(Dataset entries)
<<<<
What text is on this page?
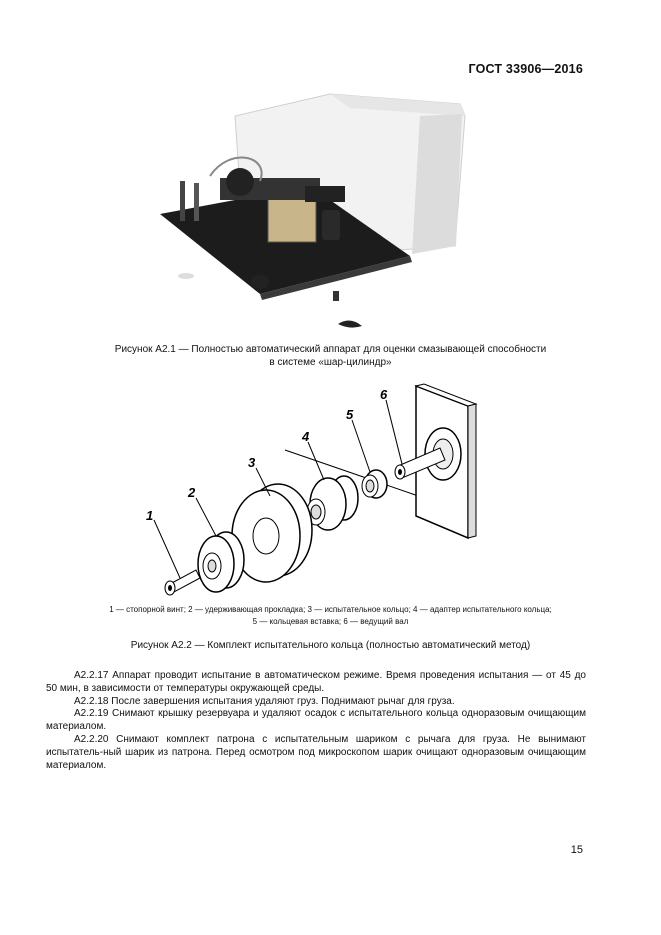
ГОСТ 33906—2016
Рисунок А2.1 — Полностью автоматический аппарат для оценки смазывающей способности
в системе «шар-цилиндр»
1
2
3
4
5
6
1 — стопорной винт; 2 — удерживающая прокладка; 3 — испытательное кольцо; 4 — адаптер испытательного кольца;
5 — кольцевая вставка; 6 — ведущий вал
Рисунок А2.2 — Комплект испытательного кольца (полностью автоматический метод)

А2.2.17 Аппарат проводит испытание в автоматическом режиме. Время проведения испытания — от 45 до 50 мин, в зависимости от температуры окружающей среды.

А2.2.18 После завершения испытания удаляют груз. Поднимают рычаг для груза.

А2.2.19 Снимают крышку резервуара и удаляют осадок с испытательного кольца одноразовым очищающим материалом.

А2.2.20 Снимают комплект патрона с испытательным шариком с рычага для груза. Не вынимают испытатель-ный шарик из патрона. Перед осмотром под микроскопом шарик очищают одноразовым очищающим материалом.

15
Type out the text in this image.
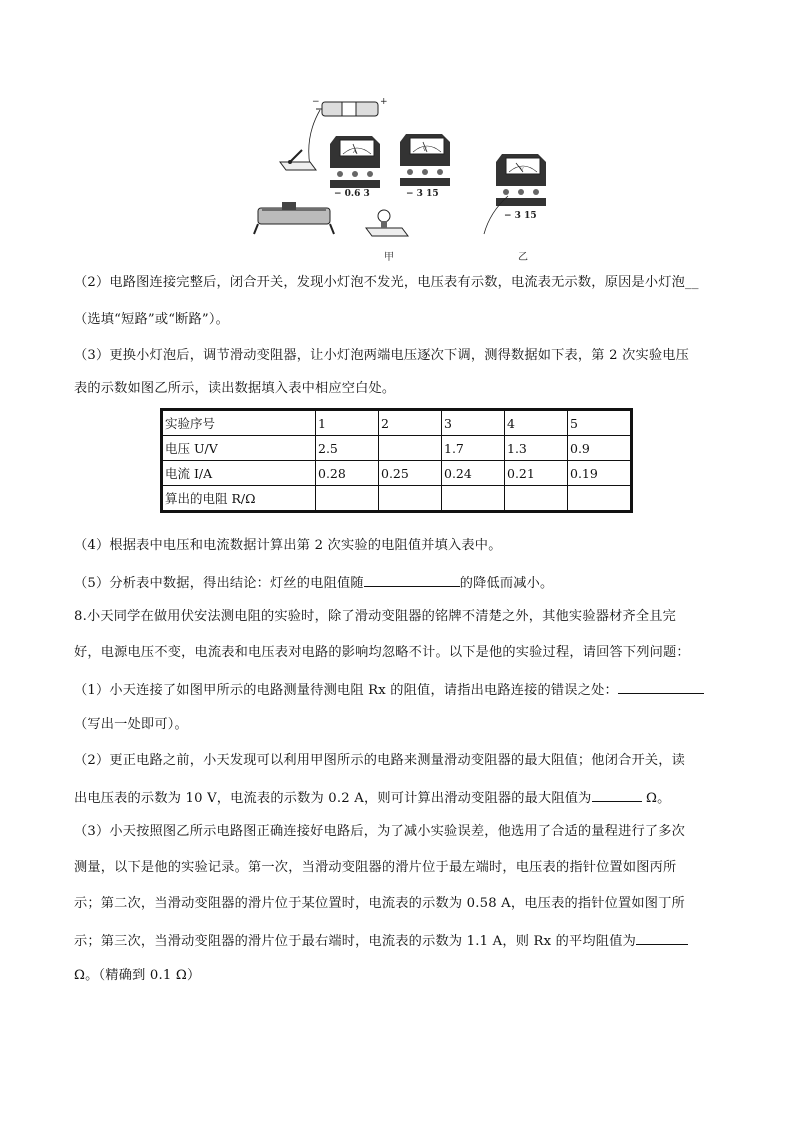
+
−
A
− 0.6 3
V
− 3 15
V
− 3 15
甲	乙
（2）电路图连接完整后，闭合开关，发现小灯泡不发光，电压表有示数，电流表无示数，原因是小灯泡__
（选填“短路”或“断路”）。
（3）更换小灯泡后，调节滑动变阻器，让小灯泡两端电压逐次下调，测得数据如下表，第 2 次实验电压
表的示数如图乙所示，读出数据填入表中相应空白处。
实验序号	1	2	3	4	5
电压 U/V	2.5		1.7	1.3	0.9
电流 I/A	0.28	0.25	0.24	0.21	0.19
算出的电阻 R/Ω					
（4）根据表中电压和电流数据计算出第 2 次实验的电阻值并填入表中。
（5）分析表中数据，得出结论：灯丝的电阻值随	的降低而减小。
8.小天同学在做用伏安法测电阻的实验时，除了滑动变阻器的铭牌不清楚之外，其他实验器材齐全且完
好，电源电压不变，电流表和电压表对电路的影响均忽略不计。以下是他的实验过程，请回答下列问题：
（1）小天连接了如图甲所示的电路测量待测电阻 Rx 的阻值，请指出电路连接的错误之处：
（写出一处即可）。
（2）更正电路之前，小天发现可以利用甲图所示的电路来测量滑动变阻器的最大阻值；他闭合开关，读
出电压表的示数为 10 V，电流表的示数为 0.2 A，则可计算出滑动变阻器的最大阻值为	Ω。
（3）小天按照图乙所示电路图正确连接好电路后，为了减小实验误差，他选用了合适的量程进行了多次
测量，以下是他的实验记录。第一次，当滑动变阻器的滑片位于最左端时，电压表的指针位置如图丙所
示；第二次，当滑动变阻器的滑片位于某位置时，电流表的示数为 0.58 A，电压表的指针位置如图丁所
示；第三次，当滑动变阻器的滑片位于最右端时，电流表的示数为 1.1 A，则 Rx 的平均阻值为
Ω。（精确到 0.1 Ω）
>>>>
* Given task *
Reproduce the material above in full and without alteration, but skip all pictures.

* Task result *
What text is on this page?
ГОСТ 33906—2016
Рисунок А2.1 — Полностью автоматический аппарат для оценки смазывающей способности
в системе «шар-цилиндр»
1
2
3
4
5
6
1 — стопорной винт; 2 — удерживающая прокладка; 3 — испытательное кольцо; 4 — адаптер испытательного кольца;
5 — кольцевая вставка; 6 — ведущий вал
Рисунок А2.2 — Комплект испытательного кольца (полностью автоматический метод)

А2.2.17 Аппарат проводит испытание в автоматическом режиме. Время проведения испытания — от 45 до 50 мин, в зависимости от температуры окружающей среды.

А2.2.18 После завершения испытания удаляют груз. Поднимают рычаг для груза.

А2.2.19 Снимают крышку резервуара и удаляют осадок с испытательного кольца одноразовым очищающим материалом.

А2.2.20 Снимают комплект патрона с испытательным шариком с рычага для груза. Не вынимают испытатель-ный шарик из патрона. Перед осмотром под микроскопом шарик очищают одноразовым очищающим материалом.

15
Type out the text in this image.
+
−
A
− 0.6 3
V
− 3 15
V
− 3 15
甲	乙
（2）电路图连接完整后，闭合开关，发现小灯泡不发光，电压表有示数，电流表无示数，原因是小灯泡__
（选填“短路”或“断路”）。
（3）更换小灯泡后，调节滑动变阻器，让小灯泡两端电压逐次下调，测得数据如下表，第 2 次实验电压
表的示数如图乙所示，读出数据填入表中相应空白处。
实验序号	1	2	3	4	5
电压 U/V	2.5		1.7	1.3	0.9
电流 I/A	0.28	0.25	0.24	0.21	0.19
算出的电阻 R/Ω					
（4）根据表中电压和电流数据计算出第 2 次实验的电阻值并填入表中。
（5）分析表中数据，得出结论：灯丝的电阻值随	的降低而减小。
8.小天同学在做用伏安法测电阻的实验时，除了滑动变阻器的铭牌不清楚之外，其他实验器材齐全且完
好，电源电压不变，电流表和电压表对电路的影响均忽略不计。以下是他的实验过程，请回答下列问题：
（1）小天连接了如图甲所示的电路测量待测电阻 Rx 的阻值，请指出电路连接的错误之处：
（写出一处即可）。
（2）更正电路之前，小天发现可以利用甲图所示的电路来测量滑动变阻器的最大阻值；他闭合开关，读
出电压表的示数为 10 V，电流表的示数为 0.2 A，则可计算出滑动变阻器的最大阻值为	Ω。
（3）小天按照图乙所示电路图正确连接好电路后，为了减小实验误差，他选用了合适的量程进行了多次
测量，以下是他的实验记录。第一次，当滑动变阻器的滑片位于最左端时，电压表的指针位置如图丙所
示；第二次，当滑动变阻器的滑片位于某位置时，电流表的示数为 0.58 A，电压表的指针位置如图丁所
示；第三次，当滑动变阻器的滑片位于最右端时，电流表的示数为 1.1 A，则 Rx 的平均阻值为
Ω。（精确到 0.1 Ω）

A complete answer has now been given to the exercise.